** What needs to be done **
Check each line of the entries below for the string "from"; copy every line where it appears.

Part of a data file:
────────────────
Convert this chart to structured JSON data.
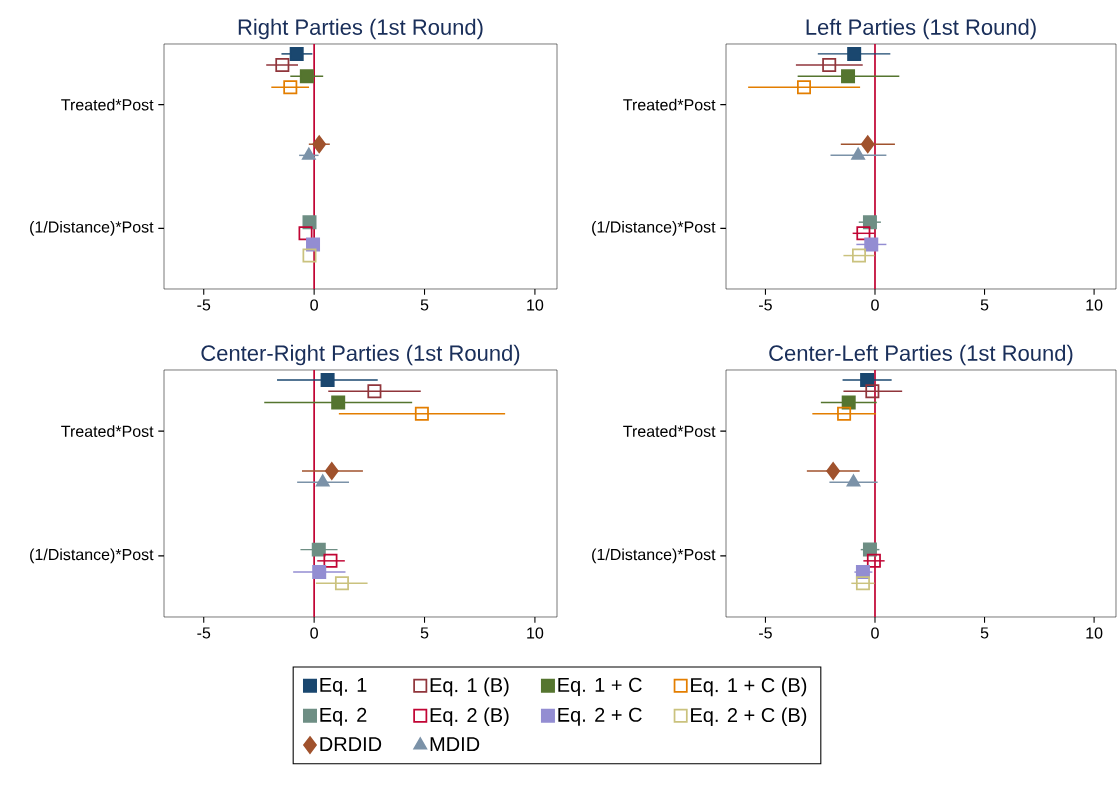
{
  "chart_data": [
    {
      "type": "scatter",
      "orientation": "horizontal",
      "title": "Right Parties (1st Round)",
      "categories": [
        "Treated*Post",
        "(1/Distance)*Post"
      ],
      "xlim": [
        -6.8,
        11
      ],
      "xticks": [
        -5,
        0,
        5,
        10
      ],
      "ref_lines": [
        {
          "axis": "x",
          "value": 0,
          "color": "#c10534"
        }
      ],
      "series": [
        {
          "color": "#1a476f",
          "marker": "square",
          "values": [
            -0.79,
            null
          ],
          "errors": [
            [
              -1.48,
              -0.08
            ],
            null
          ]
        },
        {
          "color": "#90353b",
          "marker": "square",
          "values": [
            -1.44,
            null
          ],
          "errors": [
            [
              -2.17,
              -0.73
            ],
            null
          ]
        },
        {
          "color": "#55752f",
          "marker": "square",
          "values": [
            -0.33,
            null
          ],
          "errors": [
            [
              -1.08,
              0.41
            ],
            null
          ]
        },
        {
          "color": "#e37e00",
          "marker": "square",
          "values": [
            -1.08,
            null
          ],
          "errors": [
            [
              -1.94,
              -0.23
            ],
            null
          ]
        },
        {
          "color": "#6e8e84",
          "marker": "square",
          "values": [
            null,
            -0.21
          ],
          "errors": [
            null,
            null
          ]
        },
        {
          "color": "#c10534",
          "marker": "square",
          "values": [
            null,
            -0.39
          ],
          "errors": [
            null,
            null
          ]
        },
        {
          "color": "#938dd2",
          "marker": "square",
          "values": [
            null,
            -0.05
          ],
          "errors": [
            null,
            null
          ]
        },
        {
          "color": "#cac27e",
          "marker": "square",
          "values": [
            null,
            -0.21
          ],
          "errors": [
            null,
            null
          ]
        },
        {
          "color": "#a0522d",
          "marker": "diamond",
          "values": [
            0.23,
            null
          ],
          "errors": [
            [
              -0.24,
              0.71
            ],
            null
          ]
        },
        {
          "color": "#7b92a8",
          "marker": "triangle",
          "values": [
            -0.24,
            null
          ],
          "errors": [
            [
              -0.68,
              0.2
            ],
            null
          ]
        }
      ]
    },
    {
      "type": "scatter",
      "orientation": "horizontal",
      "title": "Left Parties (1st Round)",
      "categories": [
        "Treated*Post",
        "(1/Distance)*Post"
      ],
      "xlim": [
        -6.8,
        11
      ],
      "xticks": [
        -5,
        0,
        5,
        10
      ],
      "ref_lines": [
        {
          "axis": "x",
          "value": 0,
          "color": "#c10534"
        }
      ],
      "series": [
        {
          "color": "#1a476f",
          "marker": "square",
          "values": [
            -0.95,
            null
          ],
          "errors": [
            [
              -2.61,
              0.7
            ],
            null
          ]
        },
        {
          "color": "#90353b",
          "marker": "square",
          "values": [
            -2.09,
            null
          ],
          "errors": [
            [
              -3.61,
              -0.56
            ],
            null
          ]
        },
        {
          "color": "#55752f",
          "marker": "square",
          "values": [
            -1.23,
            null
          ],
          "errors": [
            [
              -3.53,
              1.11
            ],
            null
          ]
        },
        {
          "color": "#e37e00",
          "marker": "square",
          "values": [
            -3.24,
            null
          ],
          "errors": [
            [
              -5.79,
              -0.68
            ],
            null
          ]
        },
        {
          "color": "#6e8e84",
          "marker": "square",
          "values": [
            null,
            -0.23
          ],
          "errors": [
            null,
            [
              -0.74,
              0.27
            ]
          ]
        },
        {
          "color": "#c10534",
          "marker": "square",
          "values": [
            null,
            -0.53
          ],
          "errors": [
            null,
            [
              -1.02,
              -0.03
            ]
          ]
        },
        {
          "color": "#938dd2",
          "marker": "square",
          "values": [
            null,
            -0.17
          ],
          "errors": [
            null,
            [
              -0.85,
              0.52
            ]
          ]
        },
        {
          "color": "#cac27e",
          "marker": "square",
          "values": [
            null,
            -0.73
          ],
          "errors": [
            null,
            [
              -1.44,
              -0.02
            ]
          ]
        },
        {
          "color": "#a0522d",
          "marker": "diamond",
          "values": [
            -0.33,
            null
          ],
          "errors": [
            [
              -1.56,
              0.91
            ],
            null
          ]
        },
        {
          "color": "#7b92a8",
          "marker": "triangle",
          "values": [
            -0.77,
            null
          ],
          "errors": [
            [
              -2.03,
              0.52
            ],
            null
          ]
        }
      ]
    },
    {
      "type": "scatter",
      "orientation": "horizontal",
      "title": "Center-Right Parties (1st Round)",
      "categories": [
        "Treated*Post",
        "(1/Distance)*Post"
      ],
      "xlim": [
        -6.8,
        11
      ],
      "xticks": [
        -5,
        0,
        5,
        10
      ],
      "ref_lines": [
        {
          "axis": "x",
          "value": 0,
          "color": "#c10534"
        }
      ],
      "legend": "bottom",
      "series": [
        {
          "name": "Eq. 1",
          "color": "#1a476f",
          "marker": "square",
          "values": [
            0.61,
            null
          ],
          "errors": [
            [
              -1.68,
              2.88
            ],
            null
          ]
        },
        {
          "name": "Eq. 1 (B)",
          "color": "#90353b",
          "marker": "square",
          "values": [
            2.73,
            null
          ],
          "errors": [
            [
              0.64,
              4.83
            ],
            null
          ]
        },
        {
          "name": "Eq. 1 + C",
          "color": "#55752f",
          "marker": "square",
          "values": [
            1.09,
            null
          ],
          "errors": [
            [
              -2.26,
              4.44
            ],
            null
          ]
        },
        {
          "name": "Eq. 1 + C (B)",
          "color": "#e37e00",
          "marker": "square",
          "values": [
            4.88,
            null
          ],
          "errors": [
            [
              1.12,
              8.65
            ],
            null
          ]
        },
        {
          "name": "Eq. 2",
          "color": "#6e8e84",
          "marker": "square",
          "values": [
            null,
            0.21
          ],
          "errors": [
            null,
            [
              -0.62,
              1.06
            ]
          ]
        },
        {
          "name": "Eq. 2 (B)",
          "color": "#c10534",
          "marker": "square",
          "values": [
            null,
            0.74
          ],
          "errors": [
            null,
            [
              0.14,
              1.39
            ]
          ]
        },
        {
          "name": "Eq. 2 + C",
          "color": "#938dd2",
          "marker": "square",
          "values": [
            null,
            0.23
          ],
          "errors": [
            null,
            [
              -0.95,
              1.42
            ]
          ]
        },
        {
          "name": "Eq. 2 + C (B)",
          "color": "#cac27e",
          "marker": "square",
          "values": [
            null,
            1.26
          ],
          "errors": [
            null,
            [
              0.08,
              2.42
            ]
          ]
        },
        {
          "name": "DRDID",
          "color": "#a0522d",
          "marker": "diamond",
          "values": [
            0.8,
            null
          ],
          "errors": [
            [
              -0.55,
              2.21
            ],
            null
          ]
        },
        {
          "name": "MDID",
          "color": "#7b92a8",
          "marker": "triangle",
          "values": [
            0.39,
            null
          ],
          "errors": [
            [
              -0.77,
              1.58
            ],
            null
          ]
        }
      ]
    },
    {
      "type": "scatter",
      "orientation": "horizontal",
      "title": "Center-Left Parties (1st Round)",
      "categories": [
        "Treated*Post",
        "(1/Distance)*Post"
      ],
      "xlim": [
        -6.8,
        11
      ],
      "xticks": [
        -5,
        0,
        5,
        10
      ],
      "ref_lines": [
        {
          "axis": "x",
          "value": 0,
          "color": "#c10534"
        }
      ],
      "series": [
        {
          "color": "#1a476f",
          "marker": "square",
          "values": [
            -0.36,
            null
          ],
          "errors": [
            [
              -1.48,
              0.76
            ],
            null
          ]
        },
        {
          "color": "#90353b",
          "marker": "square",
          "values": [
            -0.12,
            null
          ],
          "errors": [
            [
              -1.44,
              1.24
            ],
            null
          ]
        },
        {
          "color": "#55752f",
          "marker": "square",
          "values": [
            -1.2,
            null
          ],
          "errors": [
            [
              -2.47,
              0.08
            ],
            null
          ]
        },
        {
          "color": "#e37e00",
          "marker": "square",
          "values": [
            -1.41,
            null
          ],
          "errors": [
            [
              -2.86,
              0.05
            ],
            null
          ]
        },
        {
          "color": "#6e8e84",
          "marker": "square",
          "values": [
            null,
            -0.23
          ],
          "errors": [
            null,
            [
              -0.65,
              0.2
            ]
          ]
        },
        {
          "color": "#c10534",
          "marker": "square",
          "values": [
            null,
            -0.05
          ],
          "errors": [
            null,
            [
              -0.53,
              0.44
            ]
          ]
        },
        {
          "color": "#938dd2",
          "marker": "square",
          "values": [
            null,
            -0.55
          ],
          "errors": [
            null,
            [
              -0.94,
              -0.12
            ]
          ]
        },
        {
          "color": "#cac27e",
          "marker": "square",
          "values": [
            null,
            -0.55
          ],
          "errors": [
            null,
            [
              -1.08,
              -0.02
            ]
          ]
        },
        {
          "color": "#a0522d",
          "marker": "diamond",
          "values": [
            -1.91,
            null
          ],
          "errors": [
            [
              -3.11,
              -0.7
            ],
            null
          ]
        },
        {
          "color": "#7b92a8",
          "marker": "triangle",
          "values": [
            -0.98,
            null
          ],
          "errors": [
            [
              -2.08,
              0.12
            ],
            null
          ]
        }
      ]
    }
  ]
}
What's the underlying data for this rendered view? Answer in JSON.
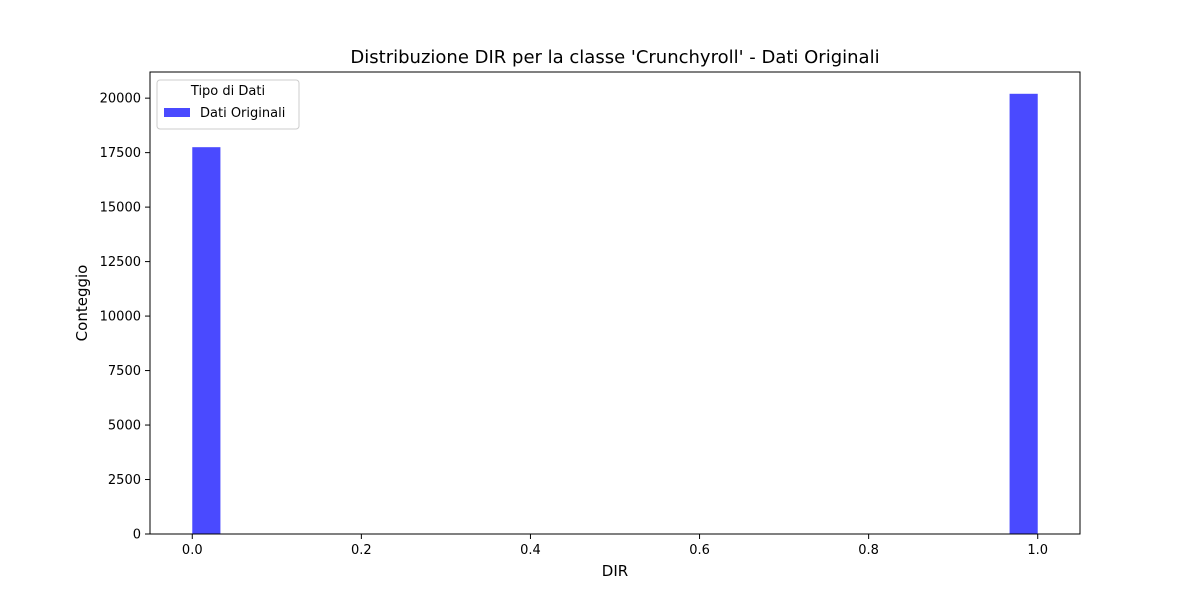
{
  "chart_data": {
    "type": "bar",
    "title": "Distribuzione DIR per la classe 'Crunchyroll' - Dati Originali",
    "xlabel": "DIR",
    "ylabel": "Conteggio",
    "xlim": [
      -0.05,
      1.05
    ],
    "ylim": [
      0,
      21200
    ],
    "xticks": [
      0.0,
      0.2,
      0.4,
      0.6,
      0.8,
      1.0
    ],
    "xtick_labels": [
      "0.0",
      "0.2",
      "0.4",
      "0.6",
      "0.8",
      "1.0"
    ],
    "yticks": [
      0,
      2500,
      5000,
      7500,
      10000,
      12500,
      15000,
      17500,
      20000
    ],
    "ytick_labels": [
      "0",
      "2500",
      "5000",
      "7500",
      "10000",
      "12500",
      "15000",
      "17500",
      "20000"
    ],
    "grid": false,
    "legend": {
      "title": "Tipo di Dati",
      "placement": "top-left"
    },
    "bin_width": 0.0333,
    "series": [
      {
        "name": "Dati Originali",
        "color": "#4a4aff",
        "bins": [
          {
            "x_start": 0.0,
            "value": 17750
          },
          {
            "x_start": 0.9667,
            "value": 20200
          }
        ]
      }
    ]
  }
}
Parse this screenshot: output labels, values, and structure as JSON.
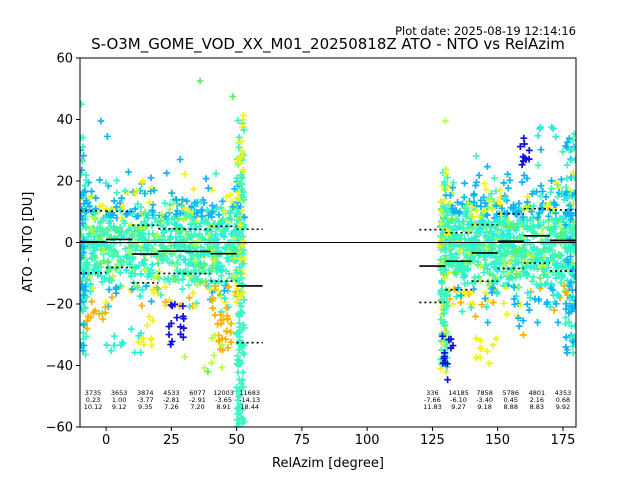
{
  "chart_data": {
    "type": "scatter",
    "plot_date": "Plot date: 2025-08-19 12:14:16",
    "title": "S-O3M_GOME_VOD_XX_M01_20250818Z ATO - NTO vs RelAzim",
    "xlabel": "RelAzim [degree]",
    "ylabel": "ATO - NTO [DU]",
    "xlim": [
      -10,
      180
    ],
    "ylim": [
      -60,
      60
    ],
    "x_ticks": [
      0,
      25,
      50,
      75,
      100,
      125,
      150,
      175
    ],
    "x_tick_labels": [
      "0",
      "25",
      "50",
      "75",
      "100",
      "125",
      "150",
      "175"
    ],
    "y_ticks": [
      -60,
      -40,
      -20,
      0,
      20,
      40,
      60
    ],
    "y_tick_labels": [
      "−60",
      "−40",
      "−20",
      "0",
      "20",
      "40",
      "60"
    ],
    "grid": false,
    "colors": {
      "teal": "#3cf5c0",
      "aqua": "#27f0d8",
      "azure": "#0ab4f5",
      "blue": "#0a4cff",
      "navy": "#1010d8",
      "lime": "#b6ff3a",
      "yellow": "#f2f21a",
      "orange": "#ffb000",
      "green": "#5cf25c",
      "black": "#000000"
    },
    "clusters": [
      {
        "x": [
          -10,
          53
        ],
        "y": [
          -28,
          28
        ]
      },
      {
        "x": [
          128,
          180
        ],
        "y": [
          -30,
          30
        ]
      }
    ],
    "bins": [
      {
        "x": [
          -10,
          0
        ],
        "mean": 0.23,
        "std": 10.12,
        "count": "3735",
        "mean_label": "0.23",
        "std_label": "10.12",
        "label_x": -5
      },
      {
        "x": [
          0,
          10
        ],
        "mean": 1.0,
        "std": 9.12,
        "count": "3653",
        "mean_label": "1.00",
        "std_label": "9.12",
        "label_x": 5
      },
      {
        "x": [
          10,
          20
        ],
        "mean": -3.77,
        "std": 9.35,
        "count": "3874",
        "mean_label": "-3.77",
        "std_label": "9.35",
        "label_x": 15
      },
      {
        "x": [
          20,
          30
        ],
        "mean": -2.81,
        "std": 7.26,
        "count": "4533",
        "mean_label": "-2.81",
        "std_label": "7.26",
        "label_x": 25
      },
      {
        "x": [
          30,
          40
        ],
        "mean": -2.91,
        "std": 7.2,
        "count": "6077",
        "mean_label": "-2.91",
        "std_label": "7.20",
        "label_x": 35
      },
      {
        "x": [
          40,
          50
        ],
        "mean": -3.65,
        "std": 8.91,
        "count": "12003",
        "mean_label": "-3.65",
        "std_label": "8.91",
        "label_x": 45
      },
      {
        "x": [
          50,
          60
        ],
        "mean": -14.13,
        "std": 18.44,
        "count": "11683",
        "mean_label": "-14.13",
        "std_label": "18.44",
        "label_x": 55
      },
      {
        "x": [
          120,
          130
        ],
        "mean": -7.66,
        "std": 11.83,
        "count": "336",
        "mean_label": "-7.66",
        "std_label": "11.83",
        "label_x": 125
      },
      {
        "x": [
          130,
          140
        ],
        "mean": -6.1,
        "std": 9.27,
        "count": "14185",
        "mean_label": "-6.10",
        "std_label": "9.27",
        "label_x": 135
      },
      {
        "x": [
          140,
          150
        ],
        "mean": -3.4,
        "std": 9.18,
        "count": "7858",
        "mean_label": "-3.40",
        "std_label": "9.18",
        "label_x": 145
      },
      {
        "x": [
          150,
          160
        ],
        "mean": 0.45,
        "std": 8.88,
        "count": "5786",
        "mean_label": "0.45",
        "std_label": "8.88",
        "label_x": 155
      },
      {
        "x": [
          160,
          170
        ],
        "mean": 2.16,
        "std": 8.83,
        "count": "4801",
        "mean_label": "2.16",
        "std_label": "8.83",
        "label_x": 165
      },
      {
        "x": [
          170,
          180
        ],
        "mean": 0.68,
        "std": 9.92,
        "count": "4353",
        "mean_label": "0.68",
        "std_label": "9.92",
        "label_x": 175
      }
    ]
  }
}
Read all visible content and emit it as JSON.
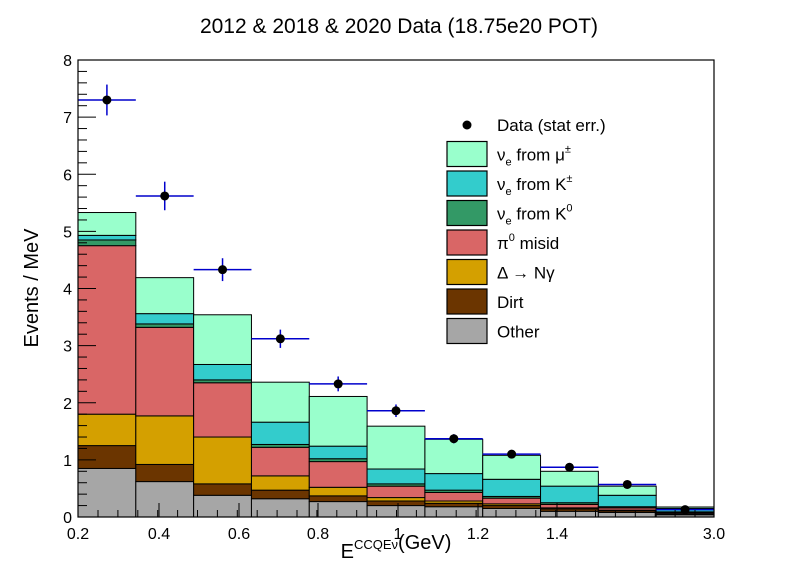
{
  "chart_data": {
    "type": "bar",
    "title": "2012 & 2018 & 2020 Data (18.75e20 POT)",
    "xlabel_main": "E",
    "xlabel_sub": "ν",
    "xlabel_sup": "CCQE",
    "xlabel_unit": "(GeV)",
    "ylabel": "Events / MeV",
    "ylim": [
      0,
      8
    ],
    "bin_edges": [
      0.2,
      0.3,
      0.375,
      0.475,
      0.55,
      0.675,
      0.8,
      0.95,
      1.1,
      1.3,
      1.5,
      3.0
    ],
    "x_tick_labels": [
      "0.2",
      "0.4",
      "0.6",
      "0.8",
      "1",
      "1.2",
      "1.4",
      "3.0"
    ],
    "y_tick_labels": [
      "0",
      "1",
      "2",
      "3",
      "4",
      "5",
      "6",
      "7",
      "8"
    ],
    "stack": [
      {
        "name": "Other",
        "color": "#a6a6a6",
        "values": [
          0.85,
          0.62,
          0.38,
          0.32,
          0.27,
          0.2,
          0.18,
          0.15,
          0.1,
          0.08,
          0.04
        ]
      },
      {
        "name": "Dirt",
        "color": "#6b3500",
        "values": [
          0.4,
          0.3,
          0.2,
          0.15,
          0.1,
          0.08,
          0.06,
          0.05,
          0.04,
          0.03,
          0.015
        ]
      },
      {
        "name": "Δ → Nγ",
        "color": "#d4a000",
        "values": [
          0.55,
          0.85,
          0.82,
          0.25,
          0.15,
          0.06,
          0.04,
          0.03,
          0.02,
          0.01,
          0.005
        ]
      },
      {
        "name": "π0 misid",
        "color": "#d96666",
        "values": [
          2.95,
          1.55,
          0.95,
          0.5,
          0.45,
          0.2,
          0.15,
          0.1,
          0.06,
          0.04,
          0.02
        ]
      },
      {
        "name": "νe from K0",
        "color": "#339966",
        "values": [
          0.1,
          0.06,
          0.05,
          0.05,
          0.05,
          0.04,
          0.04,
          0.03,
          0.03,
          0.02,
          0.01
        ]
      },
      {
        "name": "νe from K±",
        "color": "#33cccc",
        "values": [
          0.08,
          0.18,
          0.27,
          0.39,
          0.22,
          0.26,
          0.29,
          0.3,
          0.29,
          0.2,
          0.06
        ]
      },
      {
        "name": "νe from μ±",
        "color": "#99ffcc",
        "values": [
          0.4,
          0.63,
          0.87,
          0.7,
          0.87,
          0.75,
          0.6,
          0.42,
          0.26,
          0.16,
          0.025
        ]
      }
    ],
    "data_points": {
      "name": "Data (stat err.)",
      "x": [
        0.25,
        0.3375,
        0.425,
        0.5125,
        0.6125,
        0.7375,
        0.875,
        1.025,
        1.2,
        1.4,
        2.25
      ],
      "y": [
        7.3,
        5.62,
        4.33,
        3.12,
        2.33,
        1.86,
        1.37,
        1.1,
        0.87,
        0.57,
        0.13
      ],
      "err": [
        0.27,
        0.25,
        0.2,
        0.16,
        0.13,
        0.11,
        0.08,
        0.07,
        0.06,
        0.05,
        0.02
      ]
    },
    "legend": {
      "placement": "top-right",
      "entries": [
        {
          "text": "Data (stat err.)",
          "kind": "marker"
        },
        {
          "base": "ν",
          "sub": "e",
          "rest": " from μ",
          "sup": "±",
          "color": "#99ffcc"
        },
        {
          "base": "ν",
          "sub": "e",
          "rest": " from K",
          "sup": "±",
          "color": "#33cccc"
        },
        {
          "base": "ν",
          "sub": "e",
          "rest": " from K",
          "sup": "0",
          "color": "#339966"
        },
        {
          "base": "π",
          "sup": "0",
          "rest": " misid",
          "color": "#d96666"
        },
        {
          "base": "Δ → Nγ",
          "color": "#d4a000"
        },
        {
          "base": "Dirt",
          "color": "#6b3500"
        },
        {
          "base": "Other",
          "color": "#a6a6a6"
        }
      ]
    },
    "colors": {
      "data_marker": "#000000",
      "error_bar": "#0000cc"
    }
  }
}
────────────────
** Answer to this exercise **
        "name": "νe from K0",
        "name": "νe from K±",
        "name": "νe from μ±",
          "rest": " from μ",
          "rest": " from K",
          "rest": " from K",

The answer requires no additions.